REQUIREMENT>
Copy each line of the data below with the word "Precipitação".

[RECORD SET start]

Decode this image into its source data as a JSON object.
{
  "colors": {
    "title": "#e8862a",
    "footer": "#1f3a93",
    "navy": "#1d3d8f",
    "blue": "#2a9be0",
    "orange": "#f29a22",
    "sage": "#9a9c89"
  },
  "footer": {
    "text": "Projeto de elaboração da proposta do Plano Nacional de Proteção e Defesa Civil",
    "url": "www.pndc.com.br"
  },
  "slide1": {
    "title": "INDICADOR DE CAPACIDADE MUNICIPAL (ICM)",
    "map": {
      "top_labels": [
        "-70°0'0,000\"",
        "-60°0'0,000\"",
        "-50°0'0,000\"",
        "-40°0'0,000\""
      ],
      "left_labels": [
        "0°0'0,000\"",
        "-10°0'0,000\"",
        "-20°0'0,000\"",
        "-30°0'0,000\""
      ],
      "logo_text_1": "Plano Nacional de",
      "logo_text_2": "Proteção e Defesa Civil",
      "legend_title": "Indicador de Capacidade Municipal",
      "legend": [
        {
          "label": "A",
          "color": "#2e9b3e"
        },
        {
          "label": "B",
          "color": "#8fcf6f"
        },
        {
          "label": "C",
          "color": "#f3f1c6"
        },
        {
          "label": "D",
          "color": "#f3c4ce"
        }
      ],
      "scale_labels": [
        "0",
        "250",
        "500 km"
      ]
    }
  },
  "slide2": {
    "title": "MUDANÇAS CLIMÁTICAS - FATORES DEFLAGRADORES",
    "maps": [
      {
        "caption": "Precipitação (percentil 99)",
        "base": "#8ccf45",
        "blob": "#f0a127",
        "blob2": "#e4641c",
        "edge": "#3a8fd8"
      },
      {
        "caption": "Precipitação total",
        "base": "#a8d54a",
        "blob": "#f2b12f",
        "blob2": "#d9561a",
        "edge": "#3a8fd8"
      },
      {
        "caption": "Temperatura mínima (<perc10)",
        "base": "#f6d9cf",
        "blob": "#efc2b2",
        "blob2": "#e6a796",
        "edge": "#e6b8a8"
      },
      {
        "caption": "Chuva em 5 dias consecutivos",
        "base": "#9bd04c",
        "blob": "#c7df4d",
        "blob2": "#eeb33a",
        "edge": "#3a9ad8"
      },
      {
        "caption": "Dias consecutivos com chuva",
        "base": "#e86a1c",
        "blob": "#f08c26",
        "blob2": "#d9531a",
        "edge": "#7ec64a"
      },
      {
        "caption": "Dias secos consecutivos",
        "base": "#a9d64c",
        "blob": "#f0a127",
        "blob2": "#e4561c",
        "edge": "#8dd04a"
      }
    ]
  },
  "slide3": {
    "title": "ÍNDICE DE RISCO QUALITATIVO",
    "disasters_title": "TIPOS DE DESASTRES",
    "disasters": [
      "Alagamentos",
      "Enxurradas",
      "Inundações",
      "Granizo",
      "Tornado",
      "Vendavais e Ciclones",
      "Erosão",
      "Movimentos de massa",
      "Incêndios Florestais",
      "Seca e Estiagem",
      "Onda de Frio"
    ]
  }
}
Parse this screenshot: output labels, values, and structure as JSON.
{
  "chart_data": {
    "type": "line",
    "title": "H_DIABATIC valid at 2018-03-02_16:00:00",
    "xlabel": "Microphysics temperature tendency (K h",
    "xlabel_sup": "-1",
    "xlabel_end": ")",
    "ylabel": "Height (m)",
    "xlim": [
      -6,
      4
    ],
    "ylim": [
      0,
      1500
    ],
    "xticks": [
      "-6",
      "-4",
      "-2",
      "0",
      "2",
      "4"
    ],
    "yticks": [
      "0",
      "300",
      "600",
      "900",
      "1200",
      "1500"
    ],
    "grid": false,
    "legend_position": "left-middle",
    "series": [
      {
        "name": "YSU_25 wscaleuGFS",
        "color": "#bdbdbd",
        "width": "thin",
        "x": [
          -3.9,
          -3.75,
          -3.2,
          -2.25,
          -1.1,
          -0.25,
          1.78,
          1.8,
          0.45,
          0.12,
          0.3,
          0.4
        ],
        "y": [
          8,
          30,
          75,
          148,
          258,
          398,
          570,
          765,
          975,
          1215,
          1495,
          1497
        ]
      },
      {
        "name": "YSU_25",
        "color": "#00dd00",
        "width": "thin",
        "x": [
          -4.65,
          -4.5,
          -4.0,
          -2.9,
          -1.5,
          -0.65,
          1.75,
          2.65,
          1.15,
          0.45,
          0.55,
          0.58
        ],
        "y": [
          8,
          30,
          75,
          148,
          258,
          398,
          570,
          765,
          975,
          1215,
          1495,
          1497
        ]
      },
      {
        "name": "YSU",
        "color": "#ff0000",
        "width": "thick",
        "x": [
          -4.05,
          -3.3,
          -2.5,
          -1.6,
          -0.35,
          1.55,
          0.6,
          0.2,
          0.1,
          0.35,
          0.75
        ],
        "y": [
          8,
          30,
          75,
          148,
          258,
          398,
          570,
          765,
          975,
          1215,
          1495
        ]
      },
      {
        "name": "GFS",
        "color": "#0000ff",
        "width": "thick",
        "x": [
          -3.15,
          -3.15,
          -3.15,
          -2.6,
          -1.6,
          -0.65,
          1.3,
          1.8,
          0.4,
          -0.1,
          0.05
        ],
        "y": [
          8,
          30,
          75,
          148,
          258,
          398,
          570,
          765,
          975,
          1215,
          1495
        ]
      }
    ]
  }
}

[RECORD SET end]

RESULT>
        "caption": "Precipitação (percentil 99)",
        "caption": "Precipitação total",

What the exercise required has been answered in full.